Stated goal ::
Copy out all lines where "Global" appears.

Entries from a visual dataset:
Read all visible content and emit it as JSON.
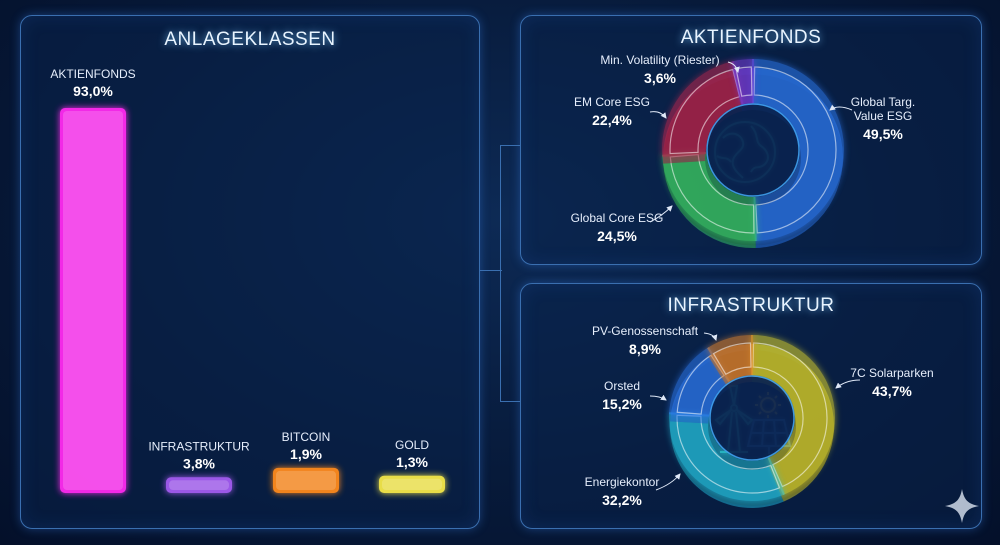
{
  "panels": {
    "left_title": "ANLAGEKLASSEN",
    "top_right_title": "AKTIENFONDS",
    "bottom_right_title": "INFRASTRUKTUR"
  },
  "chart_data": [
    {
      "type": "bar",
      "title": "ANLAGEKLASSEN",
      "categories": [
        "AKTIENFONDS",
        "INFRASTRUKTUR",
        "BITCOIN",
        "GOLD"
      ],
      "values": [
        93.0,
        3.8,
        1.9,
        1.3
      ],
      "value_labels": [
        "93,0%",
        "3,8%",
        "1,9%",
        "1,3%"
      ],
      "colors": [
        "#ff2cf0",
        "#a35cf0",
        "#ff8a1e",
        "#f5e84a"
      ]
    },
    {
      "type": "pie",
      "title": "AKTIENFONDS",
      "categories": [
        "Global Targ. Value ESG",
        "Global Core ESG",
        "EM Core ESG",
        "Min. Volatility (Riester)"
      ],
      "label_lines": [
        [
          "Global Targ.",
          "Value ESG"
        ],
        [
          "Global Core ESG"
        ],
        [
          "EM Core ESG"
        ],
        [
          "Min. Volatility (Riester)"
        ]
      ],
      "values": [
        49.5,
        24.5,
        22.4,
        3.6
      ],
      "value_labels": [
        "49,5%",
        "24,5%",
        "22,4%",
        "3,6%"
      ],
      "colors": [
        "#2f7cf6",
        "#3fd46a",
        "#c3264f",
        "#7b3fe0"
      ],
      "center_icon": "globe-icon"
    },
    {
      "type": "pie",
      "title": "INFRASTRUKTUR",
      "categories": [
        "7C Solarparken",
        "Energiekontor",
        "Orsted",
        "PV-Genossenschaft"
      ],
      "label_lines": [
        [
          "7C Solarparken"
        ],
        [
          "Energiekontor"
        ],
        [
          "Orsted"
        ],
        [
          "PV-Genossenschaft"
        ]
      ],
      "values": [
        43.7,
        32.2,
        15.2,
        8.9
      ],
      "value_labels": [
        "43,7%",
        "32,2%",
        "15,2%",
        "8,9%"
      ],
      "colors": [
        "#e6dc2a",
        "#26c6e6",
        "#2f7cf6",
        "#f08a2a"
      ],
      "center_icon": "wind-solar-icon"
    }
  ]
}
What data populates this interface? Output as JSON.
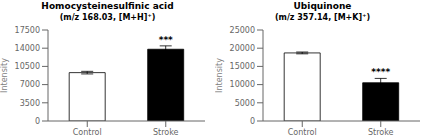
{
  "chart_data": [
    {
      "type": "bar",
      "title": "Homocysteinesulfinic acid",
      "subtitle": "(m/z 168.03, [M+H]⁺)",
      "categories": [
        "Control",
        "Stroke"
      ],
      "values": [
        9300,
        13800
      ],
      "errors": [
        250,
        650
      ],
      "colors": [
        "white",
        "black"
      ],
      "ylabel": "Intensity",
      "ylim": [
        0,
        17500
      ],
      "yticks": [
        0,
        3500,
        7000,
        10500,
        14000,
        17500
      ],
      "grid": false,
      "annotations": [
        {
          "text": "***",
          "category": "Stroke"
        }
      ]
    },
    {
      "type": "bar",
      "title": "Ubiquinone",
      "subtitle": "(m/z 357.14, [M+K]⁺)",
      "categories": [
        "Control",
        "Stroke"
      ],
      "values": [
        18700,
        10500
      ],
      "errors": [
        250,
        1200
      ],
      "colors": [
        "white",
        "black"
      ],
      "ylabel": "Intensity",
      "ylim": [
        0,
        25000
      ],
      "yticks": [
        0,
        5000,
        10000,
        15000,
        20000,
        25000
      ],
      "grid": false,
      "annotations": [
        {
          "text": "****",
          "category": "Stroke"
        }
      ]
    }
  ]
}
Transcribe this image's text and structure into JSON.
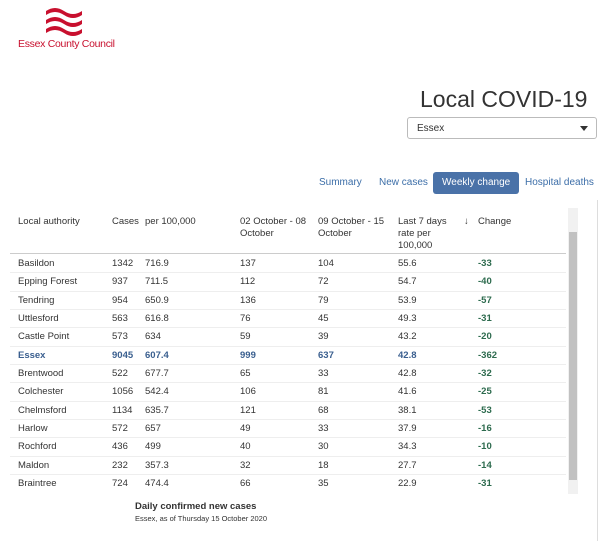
{
  "header": {
    "org": "Essex County Council",
    "title": "Local COVID-19",
    "dropdown": "Essex"
  },
  "tabs": [
    "Summary",
    "New cases",
    "Weekly change",
    "Hospital deaths"
  ],
  "active_tab": 2,
  "table": {
    "headers": [
      "Local authority",
      "Cases",
      "per 100,000",
      "02 October - 08 October",
      "09 October - 15 October",
      "Last 7 days rate per 100,000",
      "↓",
      "Change"
    ],
    "highlight_row": 5,
    "rows": [
      [
        "Basildon",
        1342,
        716.9,
        137,
        104,
        55.6,
        -33
      ],
      [
        "Epping Forest",
        937,
        711.5,
        112,
        72,
        54.7,
        -40
      ],
      [
        "Tendring",
        954,
        650.9,
        136,
        79,
        53.9,
        -57
      ],
      [
        "Uttlesford",
        563,
        616.8,
        76,
        45,
        49.3,
        -31
      ],
      [
        "Castle Point",
        573,
        634,
        59,
        39,
        43.2,
        -20
      ],
      [
        "Essex",
        9045,
        607.4,
        999,
        637,
        42.8,
        -362
      ],
      [
        "Brentwood",
        522,
        677.7,
        65,
        33,
        42.8,
        -32
      ],
      [
        "Colchester",
        1056,
        542.4,
        106,
        81,
        41.6,
        -25
      ],
      [
        "Chelmsford",
        1134,
        635.7,
        121,
        68,
        38.1,
        -53
      ],
      [
        "Harlow",
        572,
        657,
        49,
        33,
        37.9,
        -16
      ],
      [
        "Rochford",
        436,
        499,
        40,
        30,
        34.3,
        -10
      ],
      [
        "Maldon",
        232,
        357.3,
        32,
        18,
        27.7,
        -14
      ],
      [
        "Braintree",
        724,
        474.4,
        66,
        35,
        22.9,
        -31
      ]
    ]
  },
  "footer": {
    "title": "Daily confirmed new cases",
    "subtitle": "Essex, as of Thursday 15 October 2020"
  }
}
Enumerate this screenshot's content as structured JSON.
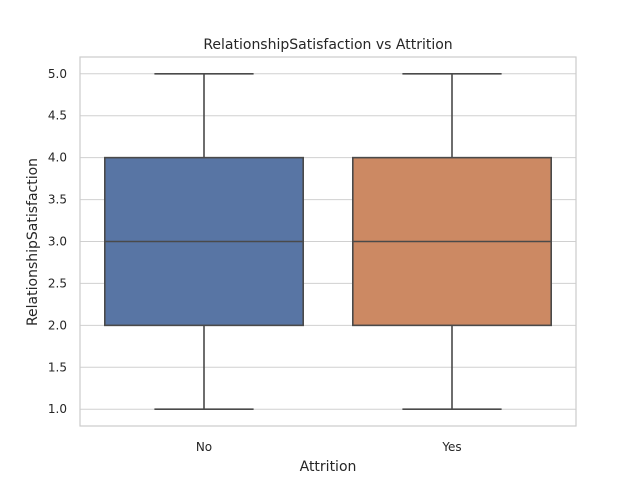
{
  "chart_data": {
    "type": "box",
    "title": "RelationshipSatisfaction vs Attrition",
    "xlabel": "Attrition",
    "ylabel": "RelationshipSatisfaction",
    "ylim": [
      0.8,
      5.2
    ],
    "yticks": [
      "1.0",
      "1.5",
      "2.0",
      "2.5",
      "3.0",
      "3.5",
      "4.0",
      "4.5",
      "5.0"
    ],
    "grid": true,
    "categories": [
      "No",
      "Yes"
    ],
    "boxes": [
      {
        "category": "No",
        "min": 1.0,
        "q1": 2.0,
        "median": 3.0,
        "q3": 4.0,
        "max": 5.0,
        "color": "#5875a4"
      },
      {
        "category": "Yes",
        "min": 1.0,
        "q1": 2.0,
        "median": 3.0,
        "q3": 4.0,
        "max": 5.0,
        "color": "#cc8963"
      }
    ]
  }
}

The answer ::
        "Global Targ. Value ESG",
        "Global Core ESG",
          "Global Targ.",
          "Global Core ESG"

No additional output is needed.